(Do this) Give only the number of lines in the records that include the string "houses".

* BEGIN Extracted material *

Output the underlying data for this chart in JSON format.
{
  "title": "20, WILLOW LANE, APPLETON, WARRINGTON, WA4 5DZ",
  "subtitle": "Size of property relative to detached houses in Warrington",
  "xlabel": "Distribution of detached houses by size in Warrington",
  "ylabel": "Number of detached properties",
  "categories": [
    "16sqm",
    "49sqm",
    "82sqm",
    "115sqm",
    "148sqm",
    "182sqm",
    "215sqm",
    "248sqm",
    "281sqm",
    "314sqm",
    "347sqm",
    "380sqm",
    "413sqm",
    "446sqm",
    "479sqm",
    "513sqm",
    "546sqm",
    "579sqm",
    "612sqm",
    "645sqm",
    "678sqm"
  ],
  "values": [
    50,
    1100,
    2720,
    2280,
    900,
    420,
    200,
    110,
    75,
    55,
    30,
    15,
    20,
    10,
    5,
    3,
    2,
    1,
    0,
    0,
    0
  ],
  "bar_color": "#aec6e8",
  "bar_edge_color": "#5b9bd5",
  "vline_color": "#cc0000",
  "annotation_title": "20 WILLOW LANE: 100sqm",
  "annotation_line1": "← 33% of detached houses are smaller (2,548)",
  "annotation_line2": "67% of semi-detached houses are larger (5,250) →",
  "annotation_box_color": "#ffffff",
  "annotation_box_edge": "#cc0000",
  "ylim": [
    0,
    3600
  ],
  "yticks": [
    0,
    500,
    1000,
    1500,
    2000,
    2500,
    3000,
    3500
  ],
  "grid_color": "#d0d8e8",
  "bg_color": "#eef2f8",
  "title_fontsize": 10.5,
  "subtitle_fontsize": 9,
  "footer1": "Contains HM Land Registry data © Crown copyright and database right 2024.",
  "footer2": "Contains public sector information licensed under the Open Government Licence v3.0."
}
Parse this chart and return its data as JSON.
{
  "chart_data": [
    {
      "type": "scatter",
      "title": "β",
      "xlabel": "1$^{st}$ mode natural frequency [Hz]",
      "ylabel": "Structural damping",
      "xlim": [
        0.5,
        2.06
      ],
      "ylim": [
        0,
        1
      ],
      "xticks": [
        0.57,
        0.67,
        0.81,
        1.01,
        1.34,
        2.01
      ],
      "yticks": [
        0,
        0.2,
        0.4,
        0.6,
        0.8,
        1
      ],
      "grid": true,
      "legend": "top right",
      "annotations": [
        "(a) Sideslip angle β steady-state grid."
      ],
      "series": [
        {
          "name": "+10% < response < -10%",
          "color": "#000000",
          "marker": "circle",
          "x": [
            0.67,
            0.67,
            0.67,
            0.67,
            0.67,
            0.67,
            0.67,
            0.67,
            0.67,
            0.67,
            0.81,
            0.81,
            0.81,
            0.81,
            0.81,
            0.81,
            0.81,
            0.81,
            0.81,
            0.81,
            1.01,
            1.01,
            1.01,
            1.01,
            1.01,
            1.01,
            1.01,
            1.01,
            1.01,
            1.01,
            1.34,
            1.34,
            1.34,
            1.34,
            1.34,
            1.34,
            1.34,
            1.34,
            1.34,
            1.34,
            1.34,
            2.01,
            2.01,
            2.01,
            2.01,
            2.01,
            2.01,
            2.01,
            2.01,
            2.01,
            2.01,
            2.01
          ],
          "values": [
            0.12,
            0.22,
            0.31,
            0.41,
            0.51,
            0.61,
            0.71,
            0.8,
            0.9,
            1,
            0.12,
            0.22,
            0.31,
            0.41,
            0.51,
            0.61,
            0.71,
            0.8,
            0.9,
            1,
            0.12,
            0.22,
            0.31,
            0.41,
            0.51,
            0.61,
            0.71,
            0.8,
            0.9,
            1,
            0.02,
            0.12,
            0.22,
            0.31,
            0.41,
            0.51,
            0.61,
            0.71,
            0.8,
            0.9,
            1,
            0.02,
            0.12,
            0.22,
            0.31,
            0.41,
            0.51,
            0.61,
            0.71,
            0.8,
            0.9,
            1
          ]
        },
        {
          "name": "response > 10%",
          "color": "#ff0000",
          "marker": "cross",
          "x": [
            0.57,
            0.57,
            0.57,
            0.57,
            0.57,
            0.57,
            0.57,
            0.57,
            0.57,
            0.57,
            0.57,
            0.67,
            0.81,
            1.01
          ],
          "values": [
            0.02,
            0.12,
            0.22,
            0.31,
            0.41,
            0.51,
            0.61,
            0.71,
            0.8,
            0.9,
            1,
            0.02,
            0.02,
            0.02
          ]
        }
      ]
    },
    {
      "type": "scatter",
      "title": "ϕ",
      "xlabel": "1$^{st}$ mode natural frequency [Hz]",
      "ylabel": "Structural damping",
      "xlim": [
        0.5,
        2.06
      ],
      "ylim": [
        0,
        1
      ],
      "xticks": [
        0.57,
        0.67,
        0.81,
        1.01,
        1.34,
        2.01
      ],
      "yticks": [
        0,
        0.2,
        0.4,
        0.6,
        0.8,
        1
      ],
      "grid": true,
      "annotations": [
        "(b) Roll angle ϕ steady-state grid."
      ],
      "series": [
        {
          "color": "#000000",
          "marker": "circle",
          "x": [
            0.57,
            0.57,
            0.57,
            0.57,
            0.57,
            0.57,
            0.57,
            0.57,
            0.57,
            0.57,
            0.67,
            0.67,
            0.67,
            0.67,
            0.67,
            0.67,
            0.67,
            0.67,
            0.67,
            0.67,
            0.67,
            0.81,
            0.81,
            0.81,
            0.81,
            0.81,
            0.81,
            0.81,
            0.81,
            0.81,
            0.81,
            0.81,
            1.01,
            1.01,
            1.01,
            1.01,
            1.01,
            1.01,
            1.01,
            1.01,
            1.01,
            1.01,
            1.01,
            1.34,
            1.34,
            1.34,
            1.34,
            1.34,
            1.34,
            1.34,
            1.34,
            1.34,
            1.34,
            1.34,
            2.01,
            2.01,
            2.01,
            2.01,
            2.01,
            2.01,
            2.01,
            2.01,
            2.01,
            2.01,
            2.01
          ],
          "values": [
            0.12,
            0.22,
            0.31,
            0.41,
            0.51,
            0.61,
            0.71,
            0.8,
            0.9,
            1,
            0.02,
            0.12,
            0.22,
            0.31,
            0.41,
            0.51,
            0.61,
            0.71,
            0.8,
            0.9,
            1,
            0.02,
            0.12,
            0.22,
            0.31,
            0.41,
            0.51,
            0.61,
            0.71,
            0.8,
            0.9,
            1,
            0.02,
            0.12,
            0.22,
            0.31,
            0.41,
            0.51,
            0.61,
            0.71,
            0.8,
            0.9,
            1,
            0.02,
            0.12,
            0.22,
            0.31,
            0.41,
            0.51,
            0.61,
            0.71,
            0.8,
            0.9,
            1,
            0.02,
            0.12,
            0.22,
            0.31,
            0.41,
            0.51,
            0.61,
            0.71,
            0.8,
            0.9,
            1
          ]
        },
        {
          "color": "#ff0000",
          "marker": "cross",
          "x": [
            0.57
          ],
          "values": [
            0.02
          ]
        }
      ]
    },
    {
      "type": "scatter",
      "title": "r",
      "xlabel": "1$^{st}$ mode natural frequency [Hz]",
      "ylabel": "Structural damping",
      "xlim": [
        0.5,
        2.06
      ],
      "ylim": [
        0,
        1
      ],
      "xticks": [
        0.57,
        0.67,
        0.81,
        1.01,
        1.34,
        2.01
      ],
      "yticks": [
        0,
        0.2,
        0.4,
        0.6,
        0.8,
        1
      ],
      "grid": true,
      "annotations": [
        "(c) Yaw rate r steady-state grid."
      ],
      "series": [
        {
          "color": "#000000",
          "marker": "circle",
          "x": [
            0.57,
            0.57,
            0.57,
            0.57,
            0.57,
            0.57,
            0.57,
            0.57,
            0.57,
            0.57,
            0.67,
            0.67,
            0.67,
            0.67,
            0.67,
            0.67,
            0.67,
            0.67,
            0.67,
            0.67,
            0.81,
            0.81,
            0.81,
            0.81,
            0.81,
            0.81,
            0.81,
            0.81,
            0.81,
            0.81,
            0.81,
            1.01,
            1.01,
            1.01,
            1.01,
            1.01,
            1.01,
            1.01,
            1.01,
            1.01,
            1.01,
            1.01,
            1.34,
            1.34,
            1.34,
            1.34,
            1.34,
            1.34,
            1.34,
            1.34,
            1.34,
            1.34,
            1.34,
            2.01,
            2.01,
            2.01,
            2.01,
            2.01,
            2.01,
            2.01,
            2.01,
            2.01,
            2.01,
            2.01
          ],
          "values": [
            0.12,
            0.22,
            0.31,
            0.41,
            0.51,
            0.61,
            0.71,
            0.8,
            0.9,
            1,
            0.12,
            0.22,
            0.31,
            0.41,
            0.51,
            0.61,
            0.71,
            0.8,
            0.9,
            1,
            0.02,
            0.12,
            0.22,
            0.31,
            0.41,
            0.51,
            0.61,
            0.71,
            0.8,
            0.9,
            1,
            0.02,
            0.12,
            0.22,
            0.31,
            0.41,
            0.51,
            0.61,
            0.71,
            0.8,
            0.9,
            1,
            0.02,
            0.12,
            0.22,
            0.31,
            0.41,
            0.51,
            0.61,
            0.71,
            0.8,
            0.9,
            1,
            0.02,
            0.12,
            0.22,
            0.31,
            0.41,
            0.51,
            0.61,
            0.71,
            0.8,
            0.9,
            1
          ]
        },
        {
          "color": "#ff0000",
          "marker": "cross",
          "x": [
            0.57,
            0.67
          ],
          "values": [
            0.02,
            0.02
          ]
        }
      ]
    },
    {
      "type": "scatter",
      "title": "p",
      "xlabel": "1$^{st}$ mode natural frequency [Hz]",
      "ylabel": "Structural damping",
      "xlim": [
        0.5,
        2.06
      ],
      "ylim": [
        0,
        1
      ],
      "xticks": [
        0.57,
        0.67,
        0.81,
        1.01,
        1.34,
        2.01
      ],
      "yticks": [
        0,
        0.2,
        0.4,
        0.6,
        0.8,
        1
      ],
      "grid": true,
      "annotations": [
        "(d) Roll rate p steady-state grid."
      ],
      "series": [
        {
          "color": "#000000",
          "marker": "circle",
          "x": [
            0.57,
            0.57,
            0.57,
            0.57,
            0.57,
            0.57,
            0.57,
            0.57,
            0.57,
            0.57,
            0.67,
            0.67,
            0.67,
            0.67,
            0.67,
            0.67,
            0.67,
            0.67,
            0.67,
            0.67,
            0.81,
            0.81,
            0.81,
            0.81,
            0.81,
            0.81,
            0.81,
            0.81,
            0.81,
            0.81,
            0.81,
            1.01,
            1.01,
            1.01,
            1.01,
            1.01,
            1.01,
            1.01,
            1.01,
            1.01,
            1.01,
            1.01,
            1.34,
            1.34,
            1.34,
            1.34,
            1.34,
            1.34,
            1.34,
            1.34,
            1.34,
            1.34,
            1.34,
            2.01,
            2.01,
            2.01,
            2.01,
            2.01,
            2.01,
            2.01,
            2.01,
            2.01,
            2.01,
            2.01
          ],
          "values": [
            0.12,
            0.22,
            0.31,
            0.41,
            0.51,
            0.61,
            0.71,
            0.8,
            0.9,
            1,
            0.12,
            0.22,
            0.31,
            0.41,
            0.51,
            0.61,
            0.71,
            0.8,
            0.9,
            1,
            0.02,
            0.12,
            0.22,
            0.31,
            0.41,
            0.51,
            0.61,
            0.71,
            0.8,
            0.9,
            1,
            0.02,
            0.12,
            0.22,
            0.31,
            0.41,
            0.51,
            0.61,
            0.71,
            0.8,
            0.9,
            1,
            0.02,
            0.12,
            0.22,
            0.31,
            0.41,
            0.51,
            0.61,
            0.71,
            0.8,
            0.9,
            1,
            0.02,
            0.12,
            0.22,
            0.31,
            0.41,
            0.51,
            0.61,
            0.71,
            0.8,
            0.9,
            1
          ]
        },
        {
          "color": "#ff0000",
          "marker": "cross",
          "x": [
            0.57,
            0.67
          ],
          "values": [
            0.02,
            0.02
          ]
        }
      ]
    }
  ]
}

* END Extracted material *

(Final result) 4